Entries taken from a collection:
((
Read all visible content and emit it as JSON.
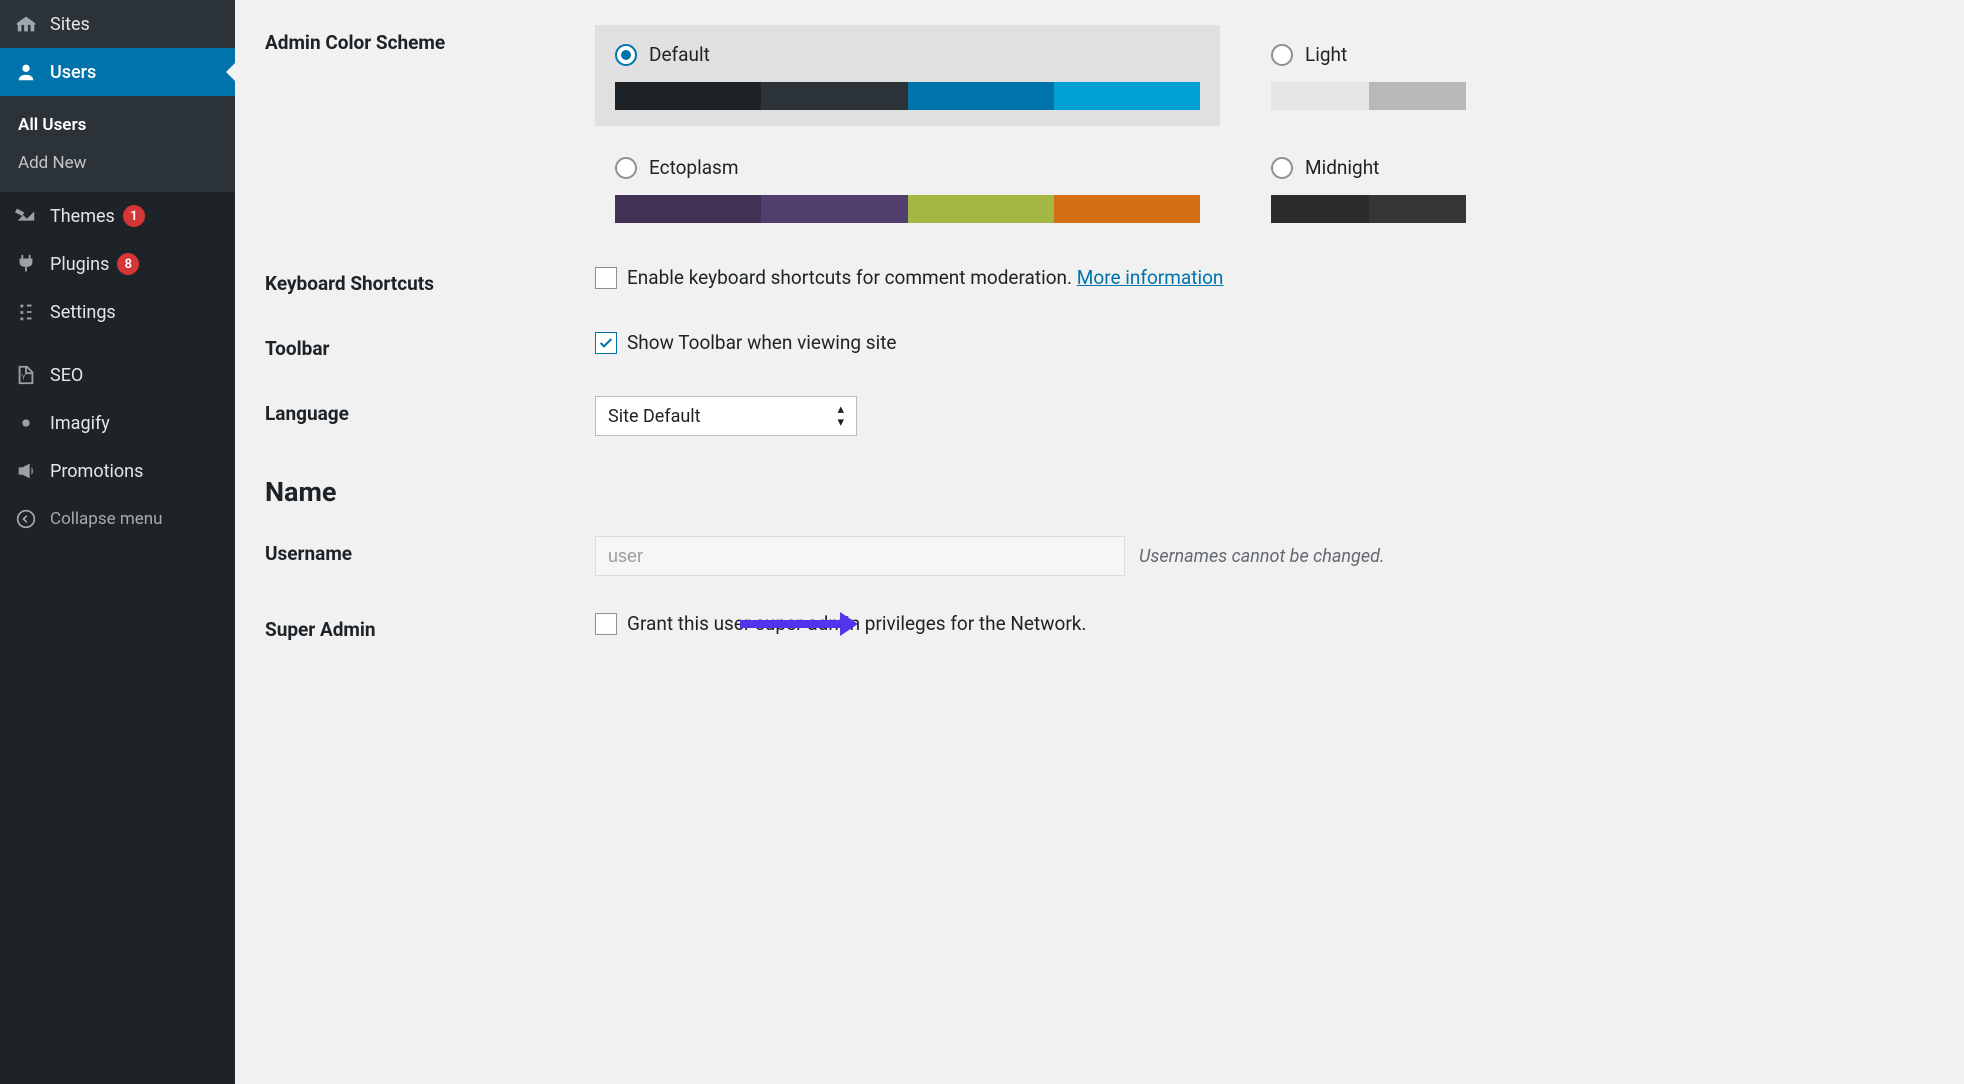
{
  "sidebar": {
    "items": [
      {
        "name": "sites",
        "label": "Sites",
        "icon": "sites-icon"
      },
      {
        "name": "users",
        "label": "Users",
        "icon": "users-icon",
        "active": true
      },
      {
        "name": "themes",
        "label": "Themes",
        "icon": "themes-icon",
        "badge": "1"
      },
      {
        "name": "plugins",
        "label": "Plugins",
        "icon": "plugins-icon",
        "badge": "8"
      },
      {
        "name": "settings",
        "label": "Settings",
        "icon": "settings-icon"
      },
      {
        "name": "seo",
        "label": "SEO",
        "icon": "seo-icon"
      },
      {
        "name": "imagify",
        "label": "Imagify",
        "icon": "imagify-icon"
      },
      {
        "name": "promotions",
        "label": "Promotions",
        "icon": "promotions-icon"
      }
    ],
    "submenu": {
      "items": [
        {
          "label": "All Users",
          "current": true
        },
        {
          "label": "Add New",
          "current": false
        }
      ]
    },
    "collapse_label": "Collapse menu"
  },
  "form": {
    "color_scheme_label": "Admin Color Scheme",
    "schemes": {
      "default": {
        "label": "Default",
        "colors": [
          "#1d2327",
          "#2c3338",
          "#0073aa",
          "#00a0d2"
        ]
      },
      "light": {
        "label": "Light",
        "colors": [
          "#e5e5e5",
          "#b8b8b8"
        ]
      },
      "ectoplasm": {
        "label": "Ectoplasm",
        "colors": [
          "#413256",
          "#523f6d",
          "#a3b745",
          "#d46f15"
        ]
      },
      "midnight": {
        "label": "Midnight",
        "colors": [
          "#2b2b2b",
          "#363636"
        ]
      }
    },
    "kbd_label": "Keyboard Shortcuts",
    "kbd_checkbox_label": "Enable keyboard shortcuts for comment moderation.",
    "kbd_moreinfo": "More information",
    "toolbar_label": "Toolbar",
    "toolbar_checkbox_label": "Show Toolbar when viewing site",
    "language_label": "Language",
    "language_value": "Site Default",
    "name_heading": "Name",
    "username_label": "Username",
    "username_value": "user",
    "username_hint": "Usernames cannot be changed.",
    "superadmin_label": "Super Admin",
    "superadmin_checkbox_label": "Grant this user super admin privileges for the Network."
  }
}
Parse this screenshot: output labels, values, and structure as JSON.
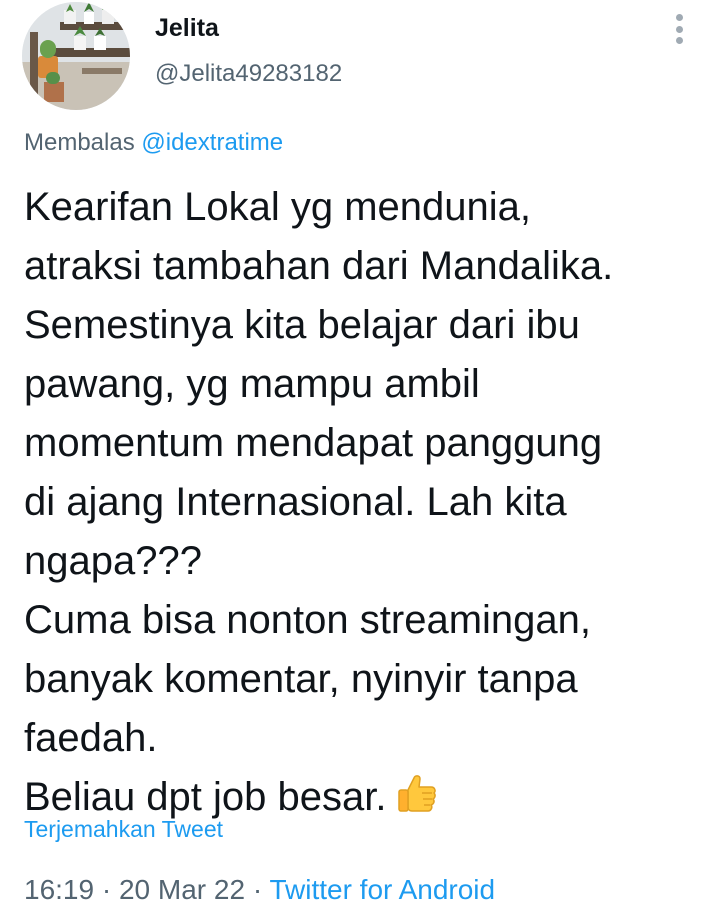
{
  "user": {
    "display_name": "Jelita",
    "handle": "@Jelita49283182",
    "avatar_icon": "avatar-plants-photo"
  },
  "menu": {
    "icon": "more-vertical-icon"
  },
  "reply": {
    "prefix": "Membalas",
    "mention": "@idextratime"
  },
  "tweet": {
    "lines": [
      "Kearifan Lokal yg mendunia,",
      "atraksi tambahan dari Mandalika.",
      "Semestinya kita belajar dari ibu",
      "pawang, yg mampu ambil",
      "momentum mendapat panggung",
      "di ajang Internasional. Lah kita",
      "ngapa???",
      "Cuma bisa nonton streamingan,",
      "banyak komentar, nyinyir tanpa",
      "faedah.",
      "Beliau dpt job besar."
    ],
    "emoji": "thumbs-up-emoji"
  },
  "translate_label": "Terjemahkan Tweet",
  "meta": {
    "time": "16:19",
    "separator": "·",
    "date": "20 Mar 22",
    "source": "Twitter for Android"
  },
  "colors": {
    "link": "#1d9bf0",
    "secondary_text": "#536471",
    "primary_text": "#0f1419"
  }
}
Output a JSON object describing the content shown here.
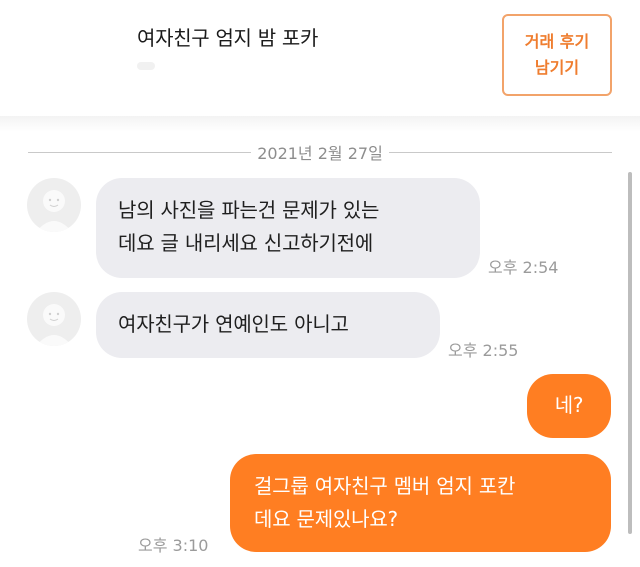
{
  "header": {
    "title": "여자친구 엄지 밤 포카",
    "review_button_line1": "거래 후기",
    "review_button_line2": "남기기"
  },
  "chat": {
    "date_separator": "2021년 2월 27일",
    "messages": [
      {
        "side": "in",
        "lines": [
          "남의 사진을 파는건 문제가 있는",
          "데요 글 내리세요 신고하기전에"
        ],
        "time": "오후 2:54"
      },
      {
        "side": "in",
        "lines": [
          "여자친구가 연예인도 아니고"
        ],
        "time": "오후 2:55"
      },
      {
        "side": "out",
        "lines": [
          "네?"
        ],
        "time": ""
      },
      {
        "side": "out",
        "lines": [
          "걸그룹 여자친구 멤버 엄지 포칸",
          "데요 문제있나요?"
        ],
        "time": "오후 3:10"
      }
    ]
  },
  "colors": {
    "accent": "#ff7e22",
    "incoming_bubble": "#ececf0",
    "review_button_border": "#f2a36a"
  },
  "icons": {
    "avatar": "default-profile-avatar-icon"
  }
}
))
**To be done:** Copy out the data above exactly, except the pictures.

**Written reply:**
Read all visible content and emit it as JSON.
{
  "sidebar": {
    "items": [
      {
        "name": "sites",
        "label": "Sites",
        "icon": "sites-icon"
      },
      {
        "name": "users",
        "label": "Users",
        "icon": "users-icon",
        "active": true
      },
      {
        "name": "themes",
        "label": "Themes",
        "icon": "themes-icon",
        "badge": "1"
      },
      {
        "name": "plugins",
        "label": "Plugins",
        "icon": "plugins-icon",
        "badge": "8"
      },
      {
        "name": "settings",
        "label": "Settings",
        "icon": "settings-icon"
      },
      {
        "name": "seo",
        "label": "SEO",
        "icon": "seo-icon"
      },
      {
        "name": "imagify",
        "label": "Imagify",
        "icon": "imagify-icon"
      },
      {
        "name": "promotions",
        "label": "Promotions",
        "icon": "promotions-icon"
      }
    ],
    "submenu": {
      "items": [
        {
          "label": "All Users",
          "current": true
        },
        {
          "label": "Add New",
          "current": false
        }
      ]
    },
    "collapse_label": "Collapse menu"
  },
  "form": {
    "color_scheme_label": "Admin Color Scheme",
    "schemes": {
      "default": {
        "label": "Default",
        "colors": [
          "#1d2327",
          "#2c3338",
          "#0073aa",
          "#00a0d2"
        ]
      },
      "light": {
        "label": "Light",
        "colors": [
          "#e5e5e5",
          "#b8b8b8"
        ]
      },
      "ectoplasm": {
        "label": "Ectoplasm",
        "colors": [
          "#413256",
          "#523f6d",
          "#a3b745",
          "#d46f15"
        ]
      },
      "midnight": {
        "label": "Midnight",
        "colors": [
          "#2b2b2b",
          "#363636"
        ]
      }
    },
    "kbd_label": "Keyboard Shortcuts",
    "kbd_checkbox_label": "Enable keyboard shortcuts for comment moderation.",
    "kbd_moreinfo": "More information",
    "toolbar_label": "Toolbar",
    "toolbar_checkbox_label": "Show Toolbar when viewing site",
    "language_label": "Language",
    "language_value": "Site Default",
    "name_heading": "Name",
    "username_label": "Username",
    "username_value": "user",
    "username_hint": "Usernames cannot be changed.",
    "superadmin_label": "Super Admin",
    "superadmin_checkbox_label": "Grant this user super admin privileges for the Network."
  }
}
Parse this screenshot: output labels, values, and structure as JSON.
{
  "user": {
    "display_name": "Jelita",
    "handle": "@Jelita49283182",
    "avatar_icon": "avatar-plants-photo"
  },
  "menu": {
    "icon": "more-vertical-icon"
  },
  "reply": {
    "prefix": "Membalas",
    "mention": "@idextratime"
  },
  "tweet": {
    "lines": [
      "Kearifan Lokal yg mendunia,",
      "atraksi tambahan dari Mandalika.",
      "Semestinya kita belajar dari ibu",
      "pawang, yg mampu ambil",
      "momentum mendapat panggung",
      "di ajang Internasional. Lah kita",
      "ngapa???",
      "Cuma bisa nonton streamingan,",
      "banyak komentar, nyinyir tanpa",
      "faedah.",
      "Beliau dpt job besar."
    ],
    "emoji": "thumbs-up-emoji"
  },
  "translate_label": "Terjemahkan Tweet",
  "meta": {
    "time": "16:19",
    "separator": "·",
    "date": "20 Mar 22",
    "source": "Twitter for Android"
  },
  "colors": {
    "link": "#1d9bf0",
    "secondary_text": "#536471",
    "primary_text": "#0f1419"
  }
}
Output a JSON object describing the content shown here.
{
  "header": {
    "title": "여자친구 엄지 밤 포카",
    "review_button_line1": "거래 후기",
    "review_button_line2": "남기기"
  },
  "chat": {
    "date_separator": "2021년 2월 27일",
    "messages": [
      {
        "side": "in",
        "lines": [
          "남의 사진을 파는건 문제가 있는",
          "데요 글 내리세요 신고하기전에"
        ],
        "time": "오후 2:54"
      },
      {
        "side": "in",
        "lines": [
          "여자친구가 연예인도 아니고"
        ],
        "time": "오후 2:55"
      },
      {
        "side": "out",
        "lines": [
          "네?"
        ],
        "time": ""
      },
      {
        "side": "out",
        "lines": [
          "걸그룹 여자친구 멤버 엄지 포칸",
          "데요 문제있나요?"
        ],
        "time": "오후 3:10"
      }
    ]
  },
  "colors": {
    "accent": "#ff7e22",
    "incoming_bubble": "#ececf0",
    "review_button_border": "#f2a36a"
  },
  "icons": {
    "avatar": "default-profile-avatar-icon"
  }
}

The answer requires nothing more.